→ **WRITTEN PROBLEM**: Reproduce verbatim the lines of the records from the one containing "x-tick-label: 1.6 — [664, 534, 696, 558]" through the one containing "y-tick-label: 0.08 — [68, 156, 113, 180]", both included, and nothing else.

→ **RECORD SET**:
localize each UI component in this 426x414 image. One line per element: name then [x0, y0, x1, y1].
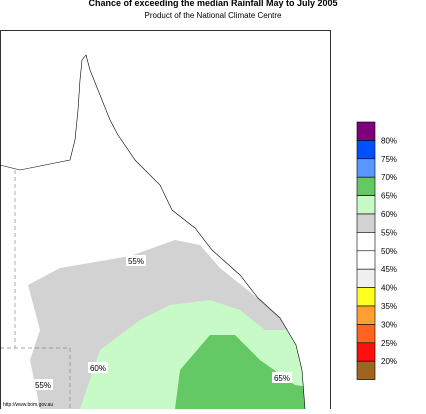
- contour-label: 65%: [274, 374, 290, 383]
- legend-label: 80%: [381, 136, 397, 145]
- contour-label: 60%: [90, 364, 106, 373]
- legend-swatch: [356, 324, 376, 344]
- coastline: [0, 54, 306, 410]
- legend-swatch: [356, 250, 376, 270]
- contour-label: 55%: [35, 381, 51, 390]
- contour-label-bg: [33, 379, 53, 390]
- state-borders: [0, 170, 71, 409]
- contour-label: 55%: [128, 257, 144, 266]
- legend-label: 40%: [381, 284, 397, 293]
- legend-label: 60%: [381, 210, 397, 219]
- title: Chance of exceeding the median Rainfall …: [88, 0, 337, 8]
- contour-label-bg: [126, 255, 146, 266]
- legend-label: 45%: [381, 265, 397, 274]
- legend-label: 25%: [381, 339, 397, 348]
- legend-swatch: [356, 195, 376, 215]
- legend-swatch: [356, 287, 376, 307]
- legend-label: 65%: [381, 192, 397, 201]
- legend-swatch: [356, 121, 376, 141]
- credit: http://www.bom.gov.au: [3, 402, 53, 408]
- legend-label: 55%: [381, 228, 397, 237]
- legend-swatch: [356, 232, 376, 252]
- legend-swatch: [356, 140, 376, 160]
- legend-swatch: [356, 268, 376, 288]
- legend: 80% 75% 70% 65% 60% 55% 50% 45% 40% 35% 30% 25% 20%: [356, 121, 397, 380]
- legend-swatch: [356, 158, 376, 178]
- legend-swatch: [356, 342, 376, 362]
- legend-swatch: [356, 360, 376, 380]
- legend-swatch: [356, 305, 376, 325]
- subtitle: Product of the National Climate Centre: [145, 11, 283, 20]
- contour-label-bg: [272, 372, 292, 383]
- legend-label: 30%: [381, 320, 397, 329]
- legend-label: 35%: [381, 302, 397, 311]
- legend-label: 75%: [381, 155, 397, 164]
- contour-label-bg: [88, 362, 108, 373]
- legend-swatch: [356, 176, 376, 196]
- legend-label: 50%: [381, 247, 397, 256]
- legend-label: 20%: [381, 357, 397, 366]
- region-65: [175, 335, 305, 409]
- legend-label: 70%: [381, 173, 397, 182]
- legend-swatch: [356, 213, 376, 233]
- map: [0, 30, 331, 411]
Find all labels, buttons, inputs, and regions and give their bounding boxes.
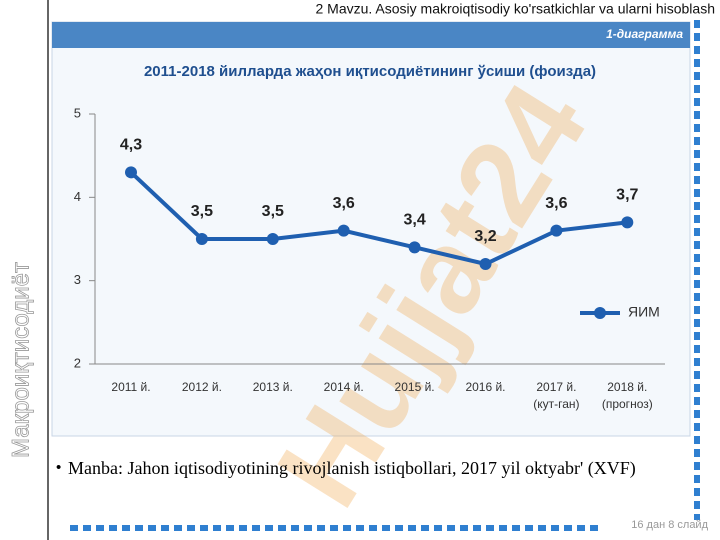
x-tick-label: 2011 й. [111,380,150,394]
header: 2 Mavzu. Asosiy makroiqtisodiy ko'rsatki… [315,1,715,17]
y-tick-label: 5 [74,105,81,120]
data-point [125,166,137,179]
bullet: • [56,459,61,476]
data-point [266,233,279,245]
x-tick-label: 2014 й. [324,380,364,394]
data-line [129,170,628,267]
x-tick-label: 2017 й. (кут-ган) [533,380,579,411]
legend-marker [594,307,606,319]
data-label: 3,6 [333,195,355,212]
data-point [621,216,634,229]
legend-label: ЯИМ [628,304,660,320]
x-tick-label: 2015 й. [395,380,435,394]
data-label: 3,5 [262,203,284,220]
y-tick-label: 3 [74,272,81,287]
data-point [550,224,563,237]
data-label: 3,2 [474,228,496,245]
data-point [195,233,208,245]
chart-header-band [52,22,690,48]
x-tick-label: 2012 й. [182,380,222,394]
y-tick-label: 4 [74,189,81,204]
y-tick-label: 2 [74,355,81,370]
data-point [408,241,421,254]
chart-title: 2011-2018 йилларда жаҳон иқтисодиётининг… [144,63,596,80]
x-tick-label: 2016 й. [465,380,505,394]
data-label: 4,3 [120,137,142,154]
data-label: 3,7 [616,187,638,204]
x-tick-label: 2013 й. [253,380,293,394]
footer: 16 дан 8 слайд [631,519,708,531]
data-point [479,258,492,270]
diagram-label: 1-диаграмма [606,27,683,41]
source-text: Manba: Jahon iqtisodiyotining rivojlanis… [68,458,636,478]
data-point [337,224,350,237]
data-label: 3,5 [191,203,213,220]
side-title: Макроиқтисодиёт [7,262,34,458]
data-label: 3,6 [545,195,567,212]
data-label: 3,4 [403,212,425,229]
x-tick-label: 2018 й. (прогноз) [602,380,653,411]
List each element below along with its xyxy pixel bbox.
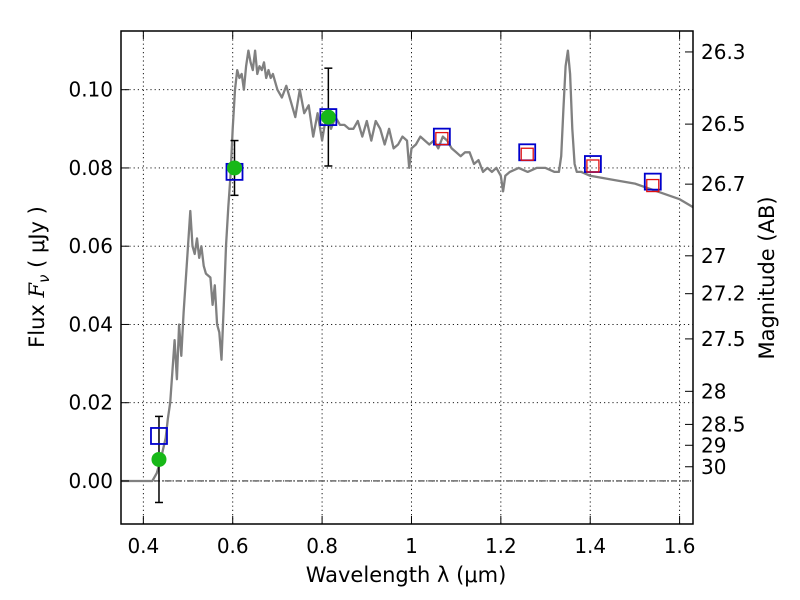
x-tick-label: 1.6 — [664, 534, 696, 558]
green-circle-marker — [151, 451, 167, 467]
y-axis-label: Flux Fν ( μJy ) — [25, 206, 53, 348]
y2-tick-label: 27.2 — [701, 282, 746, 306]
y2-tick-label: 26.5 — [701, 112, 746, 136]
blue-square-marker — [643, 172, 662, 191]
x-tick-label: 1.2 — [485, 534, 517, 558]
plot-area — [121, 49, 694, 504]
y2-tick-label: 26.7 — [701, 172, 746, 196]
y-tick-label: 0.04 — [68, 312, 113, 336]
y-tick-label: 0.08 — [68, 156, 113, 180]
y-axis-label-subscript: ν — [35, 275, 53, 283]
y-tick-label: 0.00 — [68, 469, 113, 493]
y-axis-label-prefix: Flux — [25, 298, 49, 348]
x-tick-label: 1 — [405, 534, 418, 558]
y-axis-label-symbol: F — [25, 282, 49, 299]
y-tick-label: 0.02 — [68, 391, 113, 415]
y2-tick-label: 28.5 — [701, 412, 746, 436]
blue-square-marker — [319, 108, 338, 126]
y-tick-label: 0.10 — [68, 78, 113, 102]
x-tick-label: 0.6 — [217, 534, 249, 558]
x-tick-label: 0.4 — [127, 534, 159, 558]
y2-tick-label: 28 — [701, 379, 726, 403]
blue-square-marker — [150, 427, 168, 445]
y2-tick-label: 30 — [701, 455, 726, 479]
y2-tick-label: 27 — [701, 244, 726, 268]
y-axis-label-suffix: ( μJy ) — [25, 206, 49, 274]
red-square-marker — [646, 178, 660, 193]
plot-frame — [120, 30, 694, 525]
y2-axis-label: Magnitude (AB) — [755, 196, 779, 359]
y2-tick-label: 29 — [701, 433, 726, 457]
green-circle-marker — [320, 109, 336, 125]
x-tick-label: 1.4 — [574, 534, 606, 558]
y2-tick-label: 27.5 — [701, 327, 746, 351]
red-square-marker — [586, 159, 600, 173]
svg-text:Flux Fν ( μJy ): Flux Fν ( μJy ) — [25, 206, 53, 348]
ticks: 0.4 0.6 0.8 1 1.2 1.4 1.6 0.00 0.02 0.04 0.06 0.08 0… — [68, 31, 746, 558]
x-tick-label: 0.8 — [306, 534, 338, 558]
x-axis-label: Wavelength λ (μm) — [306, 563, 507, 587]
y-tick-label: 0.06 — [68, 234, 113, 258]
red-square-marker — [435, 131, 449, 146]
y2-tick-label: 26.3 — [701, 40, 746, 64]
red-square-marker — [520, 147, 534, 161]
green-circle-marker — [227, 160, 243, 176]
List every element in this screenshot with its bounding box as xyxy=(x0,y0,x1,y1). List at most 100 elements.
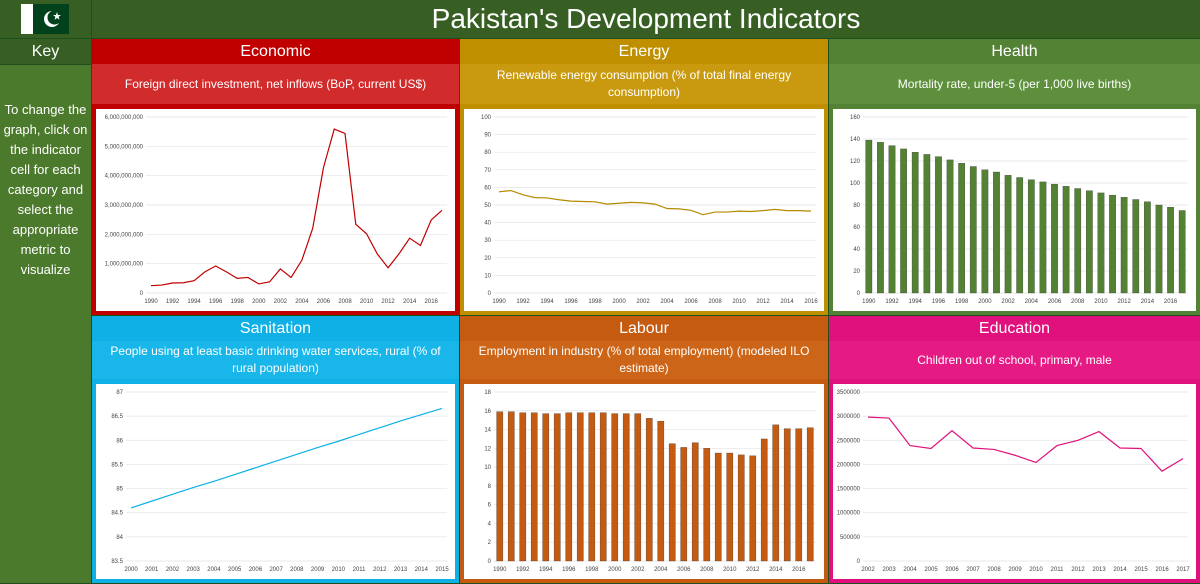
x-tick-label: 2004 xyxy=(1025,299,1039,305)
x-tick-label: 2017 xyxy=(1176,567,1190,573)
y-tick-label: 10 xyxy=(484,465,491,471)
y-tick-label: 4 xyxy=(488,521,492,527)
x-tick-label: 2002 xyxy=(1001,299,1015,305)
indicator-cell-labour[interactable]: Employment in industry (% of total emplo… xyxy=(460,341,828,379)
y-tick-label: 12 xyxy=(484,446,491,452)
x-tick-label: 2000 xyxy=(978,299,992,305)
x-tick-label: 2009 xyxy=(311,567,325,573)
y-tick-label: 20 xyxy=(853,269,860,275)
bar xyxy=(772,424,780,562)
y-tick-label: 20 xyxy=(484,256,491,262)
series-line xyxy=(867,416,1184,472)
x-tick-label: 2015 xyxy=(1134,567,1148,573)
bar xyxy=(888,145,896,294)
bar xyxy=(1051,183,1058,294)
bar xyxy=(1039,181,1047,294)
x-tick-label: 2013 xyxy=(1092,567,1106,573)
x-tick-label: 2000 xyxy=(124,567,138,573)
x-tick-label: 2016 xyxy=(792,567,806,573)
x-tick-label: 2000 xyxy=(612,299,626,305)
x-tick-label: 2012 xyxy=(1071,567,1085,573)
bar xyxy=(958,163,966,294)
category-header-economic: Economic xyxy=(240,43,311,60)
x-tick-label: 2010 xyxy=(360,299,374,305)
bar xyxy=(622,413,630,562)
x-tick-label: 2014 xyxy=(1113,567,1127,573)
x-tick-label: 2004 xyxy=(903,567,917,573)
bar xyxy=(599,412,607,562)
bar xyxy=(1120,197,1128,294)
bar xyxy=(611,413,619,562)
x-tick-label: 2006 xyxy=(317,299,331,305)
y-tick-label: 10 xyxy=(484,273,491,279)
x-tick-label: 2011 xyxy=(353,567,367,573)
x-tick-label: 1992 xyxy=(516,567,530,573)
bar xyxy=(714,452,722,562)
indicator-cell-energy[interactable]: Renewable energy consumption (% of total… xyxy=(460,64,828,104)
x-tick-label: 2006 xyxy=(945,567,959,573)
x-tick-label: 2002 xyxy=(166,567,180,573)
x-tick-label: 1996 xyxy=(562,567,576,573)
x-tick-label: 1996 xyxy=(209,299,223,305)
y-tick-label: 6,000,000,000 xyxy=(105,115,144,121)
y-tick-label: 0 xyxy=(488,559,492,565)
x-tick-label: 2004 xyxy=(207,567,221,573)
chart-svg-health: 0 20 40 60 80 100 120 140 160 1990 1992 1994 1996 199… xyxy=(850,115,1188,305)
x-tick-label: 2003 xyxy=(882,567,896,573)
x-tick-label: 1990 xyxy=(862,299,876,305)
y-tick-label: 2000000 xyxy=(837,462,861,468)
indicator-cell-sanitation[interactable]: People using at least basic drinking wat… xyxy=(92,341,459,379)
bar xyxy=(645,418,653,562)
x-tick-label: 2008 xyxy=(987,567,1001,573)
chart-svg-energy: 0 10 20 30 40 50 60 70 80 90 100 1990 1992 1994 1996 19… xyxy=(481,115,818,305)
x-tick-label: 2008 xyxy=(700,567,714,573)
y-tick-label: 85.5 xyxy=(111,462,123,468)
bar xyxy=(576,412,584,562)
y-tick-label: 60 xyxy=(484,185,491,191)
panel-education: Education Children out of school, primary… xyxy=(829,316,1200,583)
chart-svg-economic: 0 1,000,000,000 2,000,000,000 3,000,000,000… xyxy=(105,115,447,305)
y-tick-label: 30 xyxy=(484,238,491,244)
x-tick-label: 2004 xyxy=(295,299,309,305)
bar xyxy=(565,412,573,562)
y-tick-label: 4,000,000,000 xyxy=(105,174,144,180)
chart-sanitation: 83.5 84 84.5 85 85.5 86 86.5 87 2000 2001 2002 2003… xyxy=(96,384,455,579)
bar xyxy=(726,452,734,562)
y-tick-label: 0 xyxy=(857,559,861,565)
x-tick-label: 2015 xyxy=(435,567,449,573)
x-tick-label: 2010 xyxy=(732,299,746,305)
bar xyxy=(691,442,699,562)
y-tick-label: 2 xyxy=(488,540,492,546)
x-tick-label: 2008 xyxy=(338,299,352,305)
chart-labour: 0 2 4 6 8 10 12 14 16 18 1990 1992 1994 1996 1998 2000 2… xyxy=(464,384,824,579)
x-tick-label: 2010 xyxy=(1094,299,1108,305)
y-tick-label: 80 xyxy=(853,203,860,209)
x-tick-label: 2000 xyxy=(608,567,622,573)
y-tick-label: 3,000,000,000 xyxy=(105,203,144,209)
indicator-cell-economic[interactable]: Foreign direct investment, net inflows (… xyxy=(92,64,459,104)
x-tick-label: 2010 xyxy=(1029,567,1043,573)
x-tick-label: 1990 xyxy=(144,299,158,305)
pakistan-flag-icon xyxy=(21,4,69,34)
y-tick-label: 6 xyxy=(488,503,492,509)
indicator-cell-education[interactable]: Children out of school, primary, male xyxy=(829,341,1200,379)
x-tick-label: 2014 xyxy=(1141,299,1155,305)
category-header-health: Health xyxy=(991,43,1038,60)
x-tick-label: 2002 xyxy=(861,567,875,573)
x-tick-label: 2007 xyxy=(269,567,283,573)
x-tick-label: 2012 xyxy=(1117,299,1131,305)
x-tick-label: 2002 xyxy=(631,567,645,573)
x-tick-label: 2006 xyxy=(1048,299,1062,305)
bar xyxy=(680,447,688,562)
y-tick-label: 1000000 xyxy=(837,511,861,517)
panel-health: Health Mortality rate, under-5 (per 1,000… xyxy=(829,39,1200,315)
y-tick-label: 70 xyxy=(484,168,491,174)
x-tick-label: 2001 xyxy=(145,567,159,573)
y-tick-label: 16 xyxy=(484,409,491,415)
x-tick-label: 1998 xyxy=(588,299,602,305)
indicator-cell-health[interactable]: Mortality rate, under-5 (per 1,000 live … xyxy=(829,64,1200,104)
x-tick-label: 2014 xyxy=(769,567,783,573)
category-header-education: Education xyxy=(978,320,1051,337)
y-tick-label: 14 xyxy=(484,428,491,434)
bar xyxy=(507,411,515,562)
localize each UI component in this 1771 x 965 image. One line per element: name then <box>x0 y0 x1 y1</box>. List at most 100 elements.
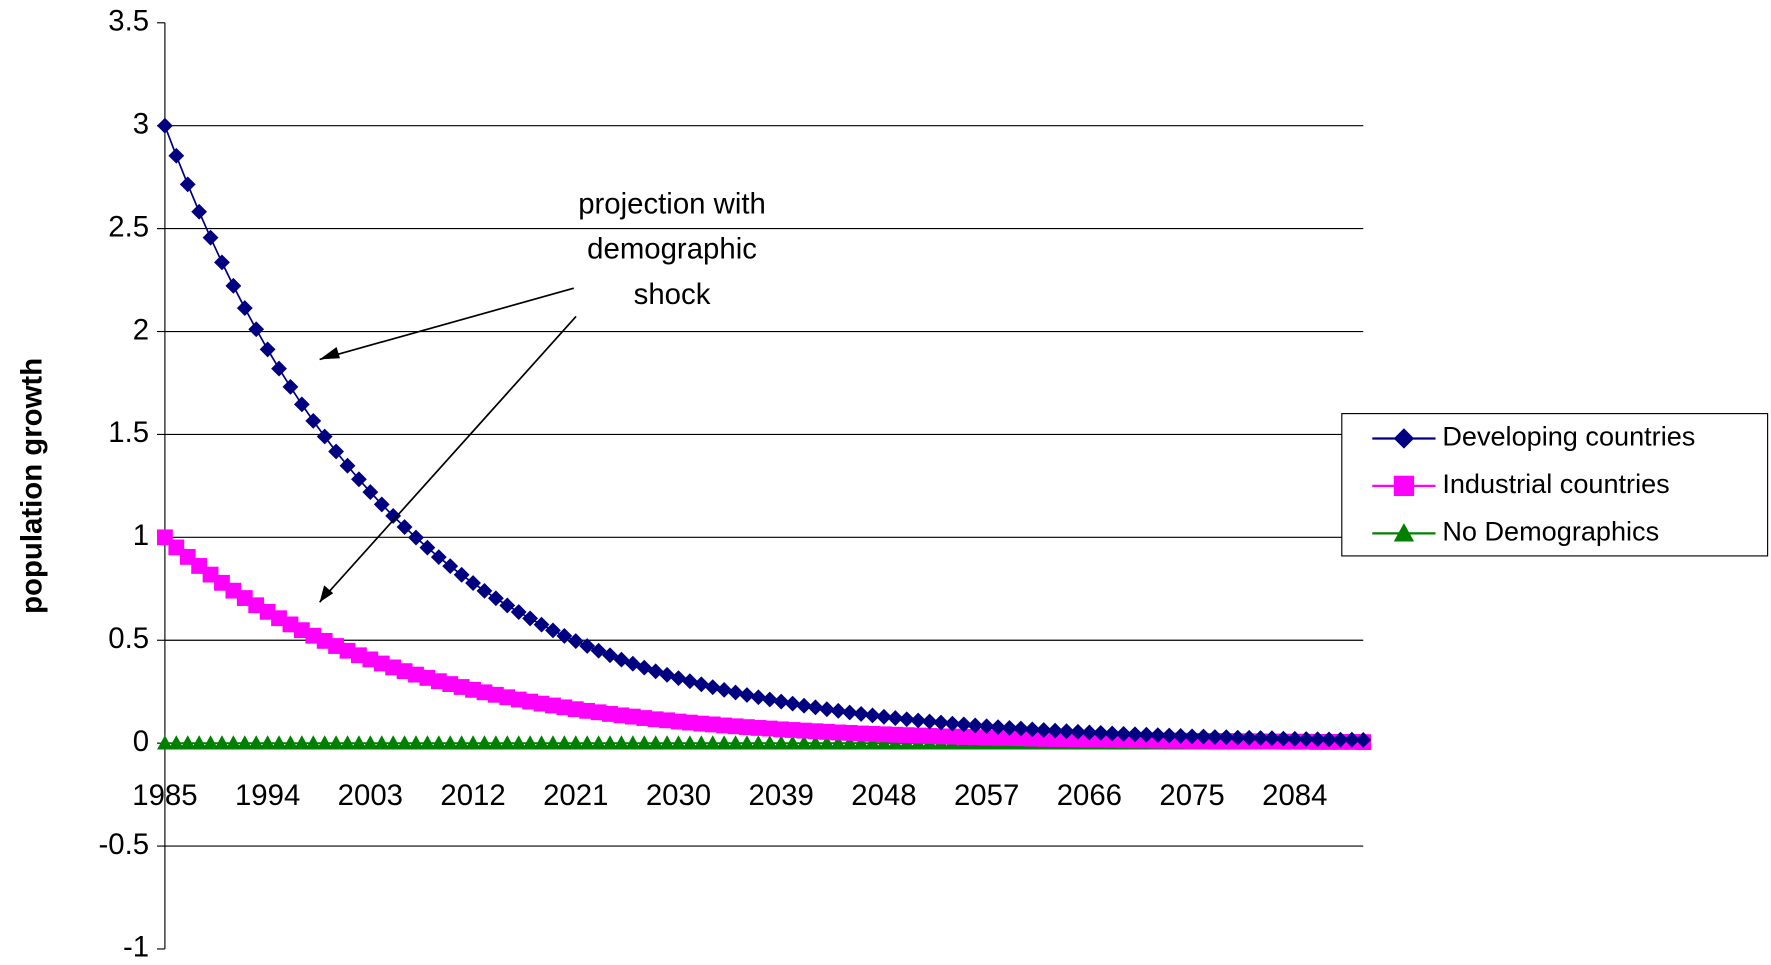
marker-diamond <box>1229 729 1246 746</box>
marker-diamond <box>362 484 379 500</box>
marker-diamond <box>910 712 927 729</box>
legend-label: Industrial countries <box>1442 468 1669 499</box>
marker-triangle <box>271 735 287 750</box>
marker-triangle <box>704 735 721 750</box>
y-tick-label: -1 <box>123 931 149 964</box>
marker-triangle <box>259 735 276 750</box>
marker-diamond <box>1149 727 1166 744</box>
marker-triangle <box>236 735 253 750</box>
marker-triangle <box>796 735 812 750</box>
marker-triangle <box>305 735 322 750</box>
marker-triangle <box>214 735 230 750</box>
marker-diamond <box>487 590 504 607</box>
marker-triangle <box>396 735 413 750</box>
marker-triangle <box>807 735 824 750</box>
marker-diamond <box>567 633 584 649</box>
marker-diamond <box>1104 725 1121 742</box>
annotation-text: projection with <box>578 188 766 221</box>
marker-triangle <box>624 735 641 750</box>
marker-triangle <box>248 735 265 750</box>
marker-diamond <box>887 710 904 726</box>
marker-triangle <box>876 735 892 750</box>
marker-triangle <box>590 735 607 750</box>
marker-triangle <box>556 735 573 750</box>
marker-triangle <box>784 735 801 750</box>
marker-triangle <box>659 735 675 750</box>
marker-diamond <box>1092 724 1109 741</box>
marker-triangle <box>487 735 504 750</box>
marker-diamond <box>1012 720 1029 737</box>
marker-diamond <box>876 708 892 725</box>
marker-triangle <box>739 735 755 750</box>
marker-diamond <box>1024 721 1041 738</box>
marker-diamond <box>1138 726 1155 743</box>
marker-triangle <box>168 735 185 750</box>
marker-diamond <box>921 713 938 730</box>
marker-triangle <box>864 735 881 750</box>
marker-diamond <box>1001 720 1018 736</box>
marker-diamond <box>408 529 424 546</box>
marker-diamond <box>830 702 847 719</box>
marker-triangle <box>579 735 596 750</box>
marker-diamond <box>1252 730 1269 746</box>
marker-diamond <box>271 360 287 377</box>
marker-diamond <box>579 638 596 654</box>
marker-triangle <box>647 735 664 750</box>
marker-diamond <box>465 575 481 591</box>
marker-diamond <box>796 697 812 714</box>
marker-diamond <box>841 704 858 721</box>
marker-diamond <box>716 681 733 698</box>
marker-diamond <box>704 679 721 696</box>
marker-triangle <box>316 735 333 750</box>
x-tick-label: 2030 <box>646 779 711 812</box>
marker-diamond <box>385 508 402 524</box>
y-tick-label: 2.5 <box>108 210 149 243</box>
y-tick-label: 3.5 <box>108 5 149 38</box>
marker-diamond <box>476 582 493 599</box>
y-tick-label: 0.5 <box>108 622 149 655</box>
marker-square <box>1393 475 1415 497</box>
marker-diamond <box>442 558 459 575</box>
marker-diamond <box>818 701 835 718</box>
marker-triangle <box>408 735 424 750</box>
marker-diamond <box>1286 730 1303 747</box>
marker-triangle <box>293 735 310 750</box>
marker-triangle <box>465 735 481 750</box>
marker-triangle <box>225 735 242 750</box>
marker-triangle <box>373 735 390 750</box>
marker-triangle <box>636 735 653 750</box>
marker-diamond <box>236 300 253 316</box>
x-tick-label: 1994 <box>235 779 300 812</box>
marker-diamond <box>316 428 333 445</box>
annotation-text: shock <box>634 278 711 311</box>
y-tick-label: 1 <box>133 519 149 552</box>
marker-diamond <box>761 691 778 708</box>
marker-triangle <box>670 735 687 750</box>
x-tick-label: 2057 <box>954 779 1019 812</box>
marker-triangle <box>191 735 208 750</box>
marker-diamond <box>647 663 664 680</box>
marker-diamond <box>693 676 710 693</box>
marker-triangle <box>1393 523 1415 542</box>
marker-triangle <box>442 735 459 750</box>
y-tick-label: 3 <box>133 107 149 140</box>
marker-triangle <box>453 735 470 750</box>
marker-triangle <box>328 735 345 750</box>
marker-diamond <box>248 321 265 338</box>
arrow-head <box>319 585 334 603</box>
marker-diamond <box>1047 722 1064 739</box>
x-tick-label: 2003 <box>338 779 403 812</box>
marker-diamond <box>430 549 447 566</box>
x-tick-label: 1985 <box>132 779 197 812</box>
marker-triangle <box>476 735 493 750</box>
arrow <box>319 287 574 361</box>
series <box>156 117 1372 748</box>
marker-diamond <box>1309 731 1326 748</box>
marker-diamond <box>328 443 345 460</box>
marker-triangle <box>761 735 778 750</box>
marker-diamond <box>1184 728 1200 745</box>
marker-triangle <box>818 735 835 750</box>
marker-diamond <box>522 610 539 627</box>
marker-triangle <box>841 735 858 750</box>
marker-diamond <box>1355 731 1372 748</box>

→ **FINAL RESULT**:
x-tick-label: 1.6 — [664, 534, 696, 558]
green-circle-marker — [151, 451, 167, 467]
y-axis-label: Flux Fν ( μJy ) — [25, 206, 53, 348]
y2-tick-label: 27.2 — [701, 282, 746, 306]
y2-tick-label: 26.5 — [701, 112, 746, 136]
blue-square-marker — [643, 172, 662, 191]
x-tick-label: 1.2 — [485, 534, 517, 558]
plot-area — [121, 49, 694, 504]
y2-tick-label: 26.7 — [701, 172, 746, 196]
y-tick-label: 0.04 — [68, 312, 113, 336]
y-tick-label: 0.08 — [68, 156, 113, 180]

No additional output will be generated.